>>>>
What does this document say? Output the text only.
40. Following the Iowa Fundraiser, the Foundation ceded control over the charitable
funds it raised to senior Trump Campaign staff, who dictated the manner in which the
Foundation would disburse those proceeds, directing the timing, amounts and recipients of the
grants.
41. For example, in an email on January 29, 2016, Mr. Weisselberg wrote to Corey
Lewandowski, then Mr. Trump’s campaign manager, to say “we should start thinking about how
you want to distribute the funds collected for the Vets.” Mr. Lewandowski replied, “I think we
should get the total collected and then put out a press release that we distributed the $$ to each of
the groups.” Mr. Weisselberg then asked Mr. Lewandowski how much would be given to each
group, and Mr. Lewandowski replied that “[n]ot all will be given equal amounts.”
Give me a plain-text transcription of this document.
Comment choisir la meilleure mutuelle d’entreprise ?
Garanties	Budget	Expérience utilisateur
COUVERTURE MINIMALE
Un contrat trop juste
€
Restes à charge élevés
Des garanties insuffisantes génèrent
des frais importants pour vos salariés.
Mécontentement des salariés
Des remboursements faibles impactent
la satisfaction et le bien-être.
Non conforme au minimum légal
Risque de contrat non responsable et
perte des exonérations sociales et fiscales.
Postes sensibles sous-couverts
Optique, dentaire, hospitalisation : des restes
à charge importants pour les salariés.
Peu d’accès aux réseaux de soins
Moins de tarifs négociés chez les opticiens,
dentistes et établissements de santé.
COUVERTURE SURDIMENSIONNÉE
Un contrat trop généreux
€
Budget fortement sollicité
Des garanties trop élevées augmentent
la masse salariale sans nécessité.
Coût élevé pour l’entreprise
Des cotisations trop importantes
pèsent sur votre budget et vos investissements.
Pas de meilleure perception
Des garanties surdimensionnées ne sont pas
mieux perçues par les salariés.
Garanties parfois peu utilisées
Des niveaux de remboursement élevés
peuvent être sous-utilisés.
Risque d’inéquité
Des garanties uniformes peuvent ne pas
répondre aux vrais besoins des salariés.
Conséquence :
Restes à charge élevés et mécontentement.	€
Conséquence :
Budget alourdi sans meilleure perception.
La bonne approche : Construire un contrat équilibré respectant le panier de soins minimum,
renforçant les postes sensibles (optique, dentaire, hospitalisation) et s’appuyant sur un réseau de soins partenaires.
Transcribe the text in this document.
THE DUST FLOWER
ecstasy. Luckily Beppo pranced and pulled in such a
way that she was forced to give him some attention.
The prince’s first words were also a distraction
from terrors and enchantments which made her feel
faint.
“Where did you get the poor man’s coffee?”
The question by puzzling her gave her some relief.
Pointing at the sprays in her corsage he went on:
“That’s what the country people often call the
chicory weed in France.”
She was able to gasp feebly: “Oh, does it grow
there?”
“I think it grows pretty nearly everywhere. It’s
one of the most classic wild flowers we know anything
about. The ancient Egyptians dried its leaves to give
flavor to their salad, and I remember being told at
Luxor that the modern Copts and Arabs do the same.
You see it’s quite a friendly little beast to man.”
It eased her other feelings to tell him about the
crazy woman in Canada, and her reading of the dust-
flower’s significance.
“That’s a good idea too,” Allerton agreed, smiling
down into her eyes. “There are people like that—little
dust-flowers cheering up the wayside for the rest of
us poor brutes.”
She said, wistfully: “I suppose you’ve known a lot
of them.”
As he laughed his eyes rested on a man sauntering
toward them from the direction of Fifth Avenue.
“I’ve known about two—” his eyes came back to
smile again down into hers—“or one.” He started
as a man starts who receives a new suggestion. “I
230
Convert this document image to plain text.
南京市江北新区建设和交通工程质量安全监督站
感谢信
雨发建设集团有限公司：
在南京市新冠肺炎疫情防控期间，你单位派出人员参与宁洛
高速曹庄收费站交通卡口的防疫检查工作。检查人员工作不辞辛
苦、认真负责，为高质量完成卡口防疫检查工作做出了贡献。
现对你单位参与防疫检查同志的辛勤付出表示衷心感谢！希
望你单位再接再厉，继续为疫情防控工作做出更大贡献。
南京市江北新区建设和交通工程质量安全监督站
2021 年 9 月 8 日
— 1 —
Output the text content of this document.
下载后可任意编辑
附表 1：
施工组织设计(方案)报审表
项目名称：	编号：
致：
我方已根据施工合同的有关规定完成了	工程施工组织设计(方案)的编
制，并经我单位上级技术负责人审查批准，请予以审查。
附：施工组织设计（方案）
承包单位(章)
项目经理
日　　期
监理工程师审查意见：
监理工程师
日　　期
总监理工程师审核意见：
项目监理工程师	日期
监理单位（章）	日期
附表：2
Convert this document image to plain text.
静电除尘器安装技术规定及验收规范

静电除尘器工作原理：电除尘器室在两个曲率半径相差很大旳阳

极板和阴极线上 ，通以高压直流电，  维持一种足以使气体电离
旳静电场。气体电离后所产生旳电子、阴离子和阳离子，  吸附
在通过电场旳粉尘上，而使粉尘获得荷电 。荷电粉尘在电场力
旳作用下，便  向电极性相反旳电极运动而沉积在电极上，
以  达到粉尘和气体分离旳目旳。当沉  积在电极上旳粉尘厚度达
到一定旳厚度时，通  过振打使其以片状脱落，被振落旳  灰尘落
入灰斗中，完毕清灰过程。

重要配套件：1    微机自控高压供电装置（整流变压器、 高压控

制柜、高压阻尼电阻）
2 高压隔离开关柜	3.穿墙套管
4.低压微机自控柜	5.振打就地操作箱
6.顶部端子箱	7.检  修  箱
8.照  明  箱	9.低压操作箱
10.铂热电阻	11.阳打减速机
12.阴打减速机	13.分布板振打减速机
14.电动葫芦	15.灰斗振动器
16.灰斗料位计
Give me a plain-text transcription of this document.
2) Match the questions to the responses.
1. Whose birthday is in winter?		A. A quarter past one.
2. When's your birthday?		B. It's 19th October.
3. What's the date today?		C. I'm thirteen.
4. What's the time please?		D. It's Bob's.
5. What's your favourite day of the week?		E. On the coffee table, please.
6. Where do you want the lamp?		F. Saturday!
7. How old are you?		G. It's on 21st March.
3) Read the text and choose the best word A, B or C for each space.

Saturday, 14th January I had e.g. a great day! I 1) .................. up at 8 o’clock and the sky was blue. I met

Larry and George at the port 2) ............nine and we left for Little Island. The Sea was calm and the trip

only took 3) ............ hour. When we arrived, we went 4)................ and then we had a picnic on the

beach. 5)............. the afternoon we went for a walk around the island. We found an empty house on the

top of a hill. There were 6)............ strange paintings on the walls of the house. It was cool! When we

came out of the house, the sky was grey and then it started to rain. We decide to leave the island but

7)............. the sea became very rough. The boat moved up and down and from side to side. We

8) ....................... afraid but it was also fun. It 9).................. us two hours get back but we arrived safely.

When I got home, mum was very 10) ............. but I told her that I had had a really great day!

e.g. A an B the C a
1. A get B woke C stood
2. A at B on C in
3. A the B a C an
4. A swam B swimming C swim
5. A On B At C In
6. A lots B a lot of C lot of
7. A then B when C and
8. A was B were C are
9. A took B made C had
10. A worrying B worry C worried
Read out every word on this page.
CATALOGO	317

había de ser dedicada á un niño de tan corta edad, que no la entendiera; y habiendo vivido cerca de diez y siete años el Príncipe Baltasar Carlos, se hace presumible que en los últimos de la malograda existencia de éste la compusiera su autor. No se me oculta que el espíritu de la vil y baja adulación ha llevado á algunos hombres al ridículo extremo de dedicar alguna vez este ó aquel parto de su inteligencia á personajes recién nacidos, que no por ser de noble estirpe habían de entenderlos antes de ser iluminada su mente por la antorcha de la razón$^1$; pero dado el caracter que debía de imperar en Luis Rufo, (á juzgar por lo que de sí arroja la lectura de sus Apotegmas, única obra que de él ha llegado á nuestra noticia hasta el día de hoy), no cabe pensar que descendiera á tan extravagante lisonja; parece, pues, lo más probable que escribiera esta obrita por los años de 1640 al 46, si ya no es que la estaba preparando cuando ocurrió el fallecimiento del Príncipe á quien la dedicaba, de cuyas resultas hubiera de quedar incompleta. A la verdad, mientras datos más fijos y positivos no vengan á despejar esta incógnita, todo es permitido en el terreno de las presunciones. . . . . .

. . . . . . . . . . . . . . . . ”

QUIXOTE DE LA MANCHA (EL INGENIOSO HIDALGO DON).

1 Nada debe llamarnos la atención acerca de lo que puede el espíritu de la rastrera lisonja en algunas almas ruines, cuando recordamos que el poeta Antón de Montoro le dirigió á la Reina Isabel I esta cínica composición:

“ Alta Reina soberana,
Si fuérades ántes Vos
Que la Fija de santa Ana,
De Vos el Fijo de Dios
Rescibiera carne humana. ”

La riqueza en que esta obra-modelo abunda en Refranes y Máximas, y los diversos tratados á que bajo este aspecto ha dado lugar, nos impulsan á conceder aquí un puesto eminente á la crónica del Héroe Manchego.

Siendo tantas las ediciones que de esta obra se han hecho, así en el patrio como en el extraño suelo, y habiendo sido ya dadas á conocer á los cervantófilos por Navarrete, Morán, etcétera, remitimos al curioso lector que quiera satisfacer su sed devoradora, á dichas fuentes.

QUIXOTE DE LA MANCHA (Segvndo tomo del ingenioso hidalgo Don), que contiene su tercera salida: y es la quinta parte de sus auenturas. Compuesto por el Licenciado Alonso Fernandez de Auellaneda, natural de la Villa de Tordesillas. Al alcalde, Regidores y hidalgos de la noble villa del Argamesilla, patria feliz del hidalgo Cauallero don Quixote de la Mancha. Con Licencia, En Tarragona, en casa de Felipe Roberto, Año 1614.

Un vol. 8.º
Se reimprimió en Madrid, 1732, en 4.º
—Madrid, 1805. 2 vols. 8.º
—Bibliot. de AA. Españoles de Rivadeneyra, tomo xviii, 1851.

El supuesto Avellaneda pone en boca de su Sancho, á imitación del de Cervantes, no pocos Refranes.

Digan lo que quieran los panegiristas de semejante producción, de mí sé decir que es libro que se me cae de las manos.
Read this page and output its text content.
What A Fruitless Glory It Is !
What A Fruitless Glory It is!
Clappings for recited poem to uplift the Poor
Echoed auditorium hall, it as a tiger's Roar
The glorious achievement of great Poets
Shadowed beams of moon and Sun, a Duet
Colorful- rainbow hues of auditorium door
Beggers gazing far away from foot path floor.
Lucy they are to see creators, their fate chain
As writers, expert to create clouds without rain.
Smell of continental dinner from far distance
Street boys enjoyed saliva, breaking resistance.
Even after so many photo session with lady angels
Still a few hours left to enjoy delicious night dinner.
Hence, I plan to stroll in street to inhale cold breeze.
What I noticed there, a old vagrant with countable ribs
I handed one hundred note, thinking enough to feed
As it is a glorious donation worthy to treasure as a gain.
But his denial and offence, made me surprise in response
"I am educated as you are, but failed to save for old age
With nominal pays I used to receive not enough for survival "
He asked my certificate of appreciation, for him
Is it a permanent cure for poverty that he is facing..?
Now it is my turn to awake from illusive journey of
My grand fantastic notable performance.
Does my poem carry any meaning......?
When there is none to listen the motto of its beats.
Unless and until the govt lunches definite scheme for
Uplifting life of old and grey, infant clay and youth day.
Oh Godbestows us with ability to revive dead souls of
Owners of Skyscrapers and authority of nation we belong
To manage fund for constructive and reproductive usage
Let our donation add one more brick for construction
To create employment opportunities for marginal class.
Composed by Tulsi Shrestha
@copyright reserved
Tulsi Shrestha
<<<<
§ **Written request**
How many of the lines above contain the string "also"? Give the number only.

§ **Finished task**
2